### SOURCE DATA
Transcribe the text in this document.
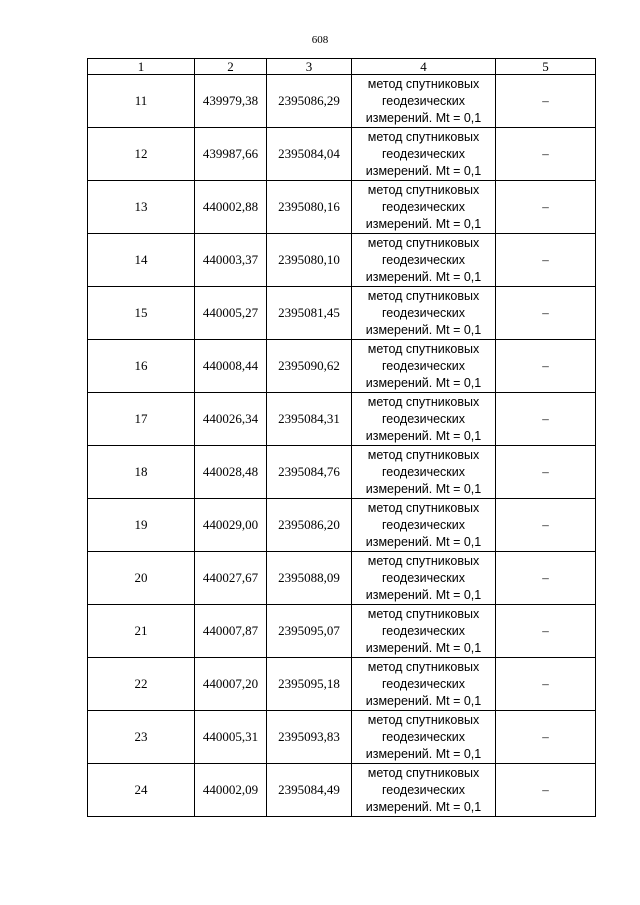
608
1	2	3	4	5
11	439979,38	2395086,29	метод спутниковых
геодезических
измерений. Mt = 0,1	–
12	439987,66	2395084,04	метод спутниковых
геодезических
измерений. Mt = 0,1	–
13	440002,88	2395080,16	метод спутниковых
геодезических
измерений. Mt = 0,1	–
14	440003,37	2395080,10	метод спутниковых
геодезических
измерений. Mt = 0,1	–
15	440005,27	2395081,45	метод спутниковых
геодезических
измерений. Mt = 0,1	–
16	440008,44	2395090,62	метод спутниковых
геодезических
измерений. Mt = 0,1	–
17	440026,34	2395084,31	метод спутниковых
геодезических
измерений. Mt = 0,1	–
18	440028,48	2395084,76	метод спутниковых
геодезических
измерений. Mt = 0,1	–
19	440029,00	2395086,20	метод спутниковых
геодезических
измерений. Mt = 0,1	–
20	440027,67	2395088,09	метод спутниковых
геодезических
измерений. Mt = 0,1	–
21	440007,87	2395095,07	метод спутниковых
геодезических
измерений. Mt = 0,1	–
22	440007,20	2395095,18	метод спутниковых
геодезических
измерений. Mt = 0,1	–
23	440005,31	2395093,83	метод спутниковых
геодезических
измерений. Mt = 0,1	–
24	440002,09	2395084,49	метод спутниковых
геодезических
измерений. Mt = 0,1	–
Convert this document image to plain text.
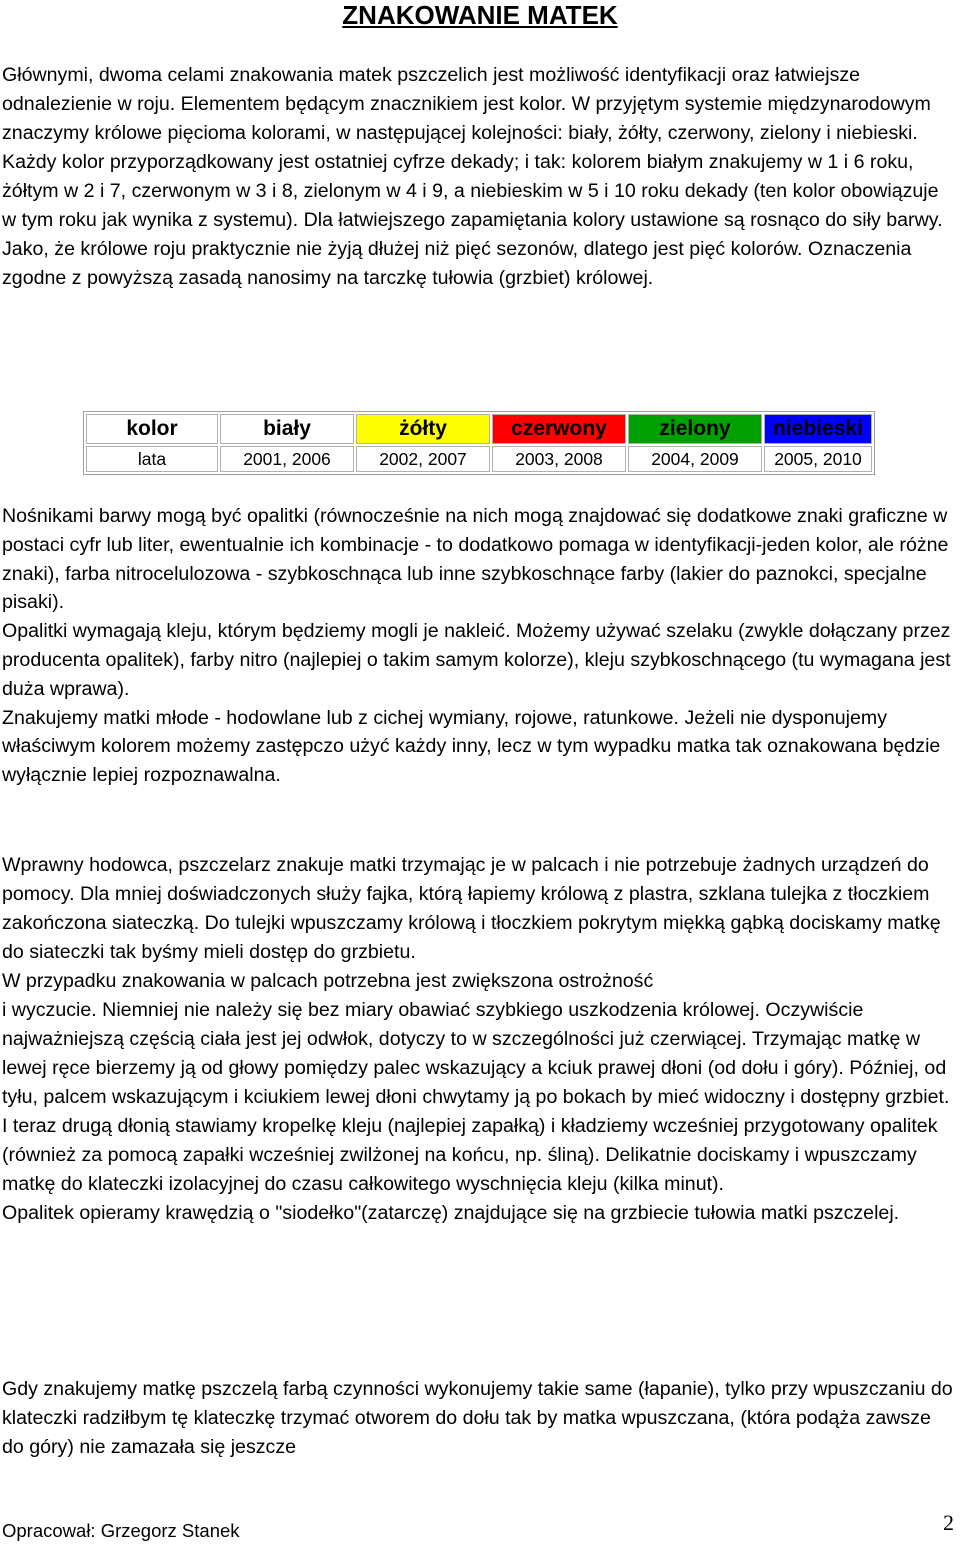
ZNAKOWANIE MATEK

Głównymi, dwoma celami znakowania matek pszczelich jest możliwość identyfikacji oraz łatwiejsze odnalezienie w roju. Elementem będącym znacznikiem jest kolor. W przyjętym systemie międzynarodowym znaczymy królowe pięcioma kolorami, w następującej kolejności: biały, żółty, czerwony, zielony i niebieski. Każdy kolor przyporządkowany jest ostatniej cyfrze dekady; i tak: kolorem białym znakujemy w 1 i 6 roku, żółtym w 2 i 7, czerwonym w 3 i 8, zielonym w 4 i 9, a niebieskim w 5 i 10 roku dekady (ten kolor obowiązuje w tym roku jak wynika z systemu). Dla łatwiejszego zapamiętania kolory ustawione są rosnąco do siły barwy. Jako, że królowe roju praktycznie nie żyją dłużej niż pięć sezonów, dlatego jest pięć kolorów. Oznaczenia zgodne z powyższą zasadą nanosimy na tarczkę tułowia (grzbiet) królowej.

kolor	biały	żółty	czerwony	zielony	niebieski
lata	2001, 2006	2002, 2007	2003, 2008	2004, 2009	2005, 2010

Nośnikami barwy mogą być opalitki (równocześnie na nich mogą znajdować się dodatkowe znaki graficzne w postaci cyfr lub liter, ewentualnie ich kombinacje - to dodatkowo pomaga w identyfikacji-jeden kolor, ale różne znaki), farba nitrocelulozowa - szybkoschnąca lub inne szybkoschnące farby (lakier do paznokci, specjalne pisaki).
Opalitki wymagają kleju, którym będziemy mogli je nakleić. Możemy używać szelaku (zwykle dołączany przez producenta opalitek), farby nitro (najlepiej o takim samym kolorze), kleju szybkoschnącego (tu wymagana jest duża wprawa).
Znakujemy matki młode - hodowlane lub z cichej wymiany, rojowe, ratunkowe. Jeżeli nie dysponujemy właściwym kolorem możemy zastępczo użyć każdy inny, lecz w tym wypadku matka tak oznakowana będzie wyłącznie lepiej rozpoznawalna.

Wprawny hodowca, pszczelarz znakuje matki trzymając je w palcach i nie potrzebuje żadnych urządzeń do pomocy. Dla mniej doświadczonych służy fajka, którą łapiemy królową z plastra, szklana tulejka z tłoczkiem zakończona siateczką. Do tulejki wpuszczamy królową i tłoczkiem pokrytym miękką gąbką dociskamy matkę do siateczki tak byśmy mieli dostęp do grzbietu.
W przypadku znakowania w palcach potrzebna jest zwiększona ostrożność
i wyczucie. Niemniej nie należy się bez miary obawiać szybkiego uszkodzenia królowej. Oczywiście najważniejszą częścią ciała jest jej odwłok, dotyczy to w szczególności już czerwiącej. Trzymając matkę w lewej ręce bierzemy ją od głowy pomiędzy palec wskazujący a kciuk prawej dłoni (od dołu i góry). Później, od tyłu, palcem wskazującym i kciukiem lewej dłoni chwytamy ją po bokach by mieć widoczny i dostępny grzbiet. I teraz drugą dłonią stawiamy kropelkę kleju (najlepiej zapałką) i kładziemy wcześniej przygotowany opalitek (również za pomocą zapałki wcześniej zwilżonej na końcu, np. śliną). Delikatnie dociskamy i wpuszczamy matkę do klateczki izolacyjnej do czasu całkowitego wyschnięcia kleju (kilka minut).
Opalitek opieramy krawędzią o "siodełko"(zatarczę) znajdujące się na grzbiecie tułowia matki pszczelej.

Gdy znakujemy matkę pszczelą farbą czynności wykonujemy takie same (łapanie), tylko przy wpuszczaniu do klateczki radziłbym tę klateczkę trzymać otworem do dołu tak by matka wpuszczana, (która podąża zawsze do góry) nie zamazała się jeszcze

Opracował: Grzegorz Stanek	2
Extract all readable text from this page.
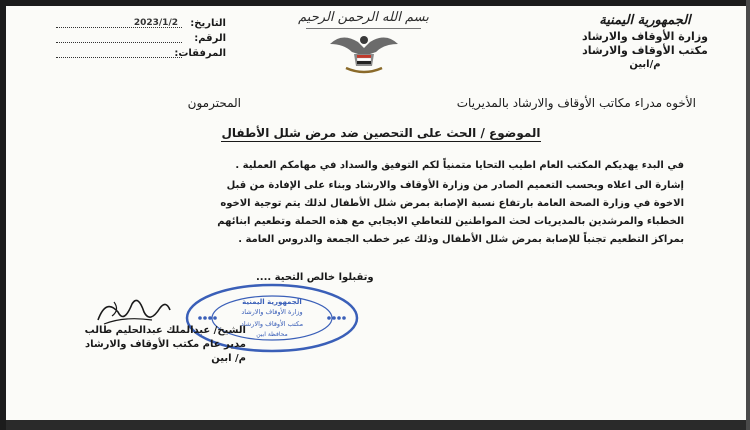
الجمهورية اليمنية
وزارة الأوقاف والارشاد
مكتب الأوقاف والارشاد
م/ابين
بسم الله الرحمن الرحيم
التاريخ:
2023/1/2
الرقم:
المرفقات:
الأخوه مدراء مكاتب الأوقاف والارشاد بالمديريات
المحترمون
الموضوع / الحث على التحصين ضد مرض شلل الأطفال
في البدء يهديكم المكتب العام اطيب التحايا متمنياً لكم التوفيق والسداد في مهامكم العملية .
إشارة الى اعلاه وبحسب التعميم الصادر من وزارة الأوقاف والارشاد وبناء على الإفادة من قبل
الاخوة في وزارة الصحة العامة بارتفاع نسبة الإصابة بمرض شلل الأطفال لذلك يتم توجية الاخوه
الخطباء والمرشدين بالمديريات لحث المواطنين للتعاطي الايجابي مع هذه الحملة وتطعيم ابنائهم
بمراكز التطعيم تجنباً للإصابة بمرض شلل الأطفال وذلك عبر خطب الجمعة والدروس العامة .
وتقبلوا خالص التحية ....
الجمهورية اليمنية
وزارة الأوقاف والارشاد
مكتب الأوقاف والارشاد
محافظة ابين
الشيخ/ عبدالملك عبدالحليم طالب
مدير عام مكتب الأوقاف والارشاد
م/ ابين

### TO DO
Copy, from the material, each line that holds the string "والارشاد".

### WORKED ANSWER
وزارة الأوقاف والارشاد
مكتب الأوقاف والارشاد
الأخوه مدراء مكاتب الأوقاف والارشاد بالمديريات
إشارة الى اعلاه وبحسب التعميم الصادر من وزارة الأوقاف والارشاد وبناء على الإفادة من قبل
وزارة الأوقاف والارشاد
مكتب الأوقاف والارشاد
مدير عام مكتب الأوقاف والارشاد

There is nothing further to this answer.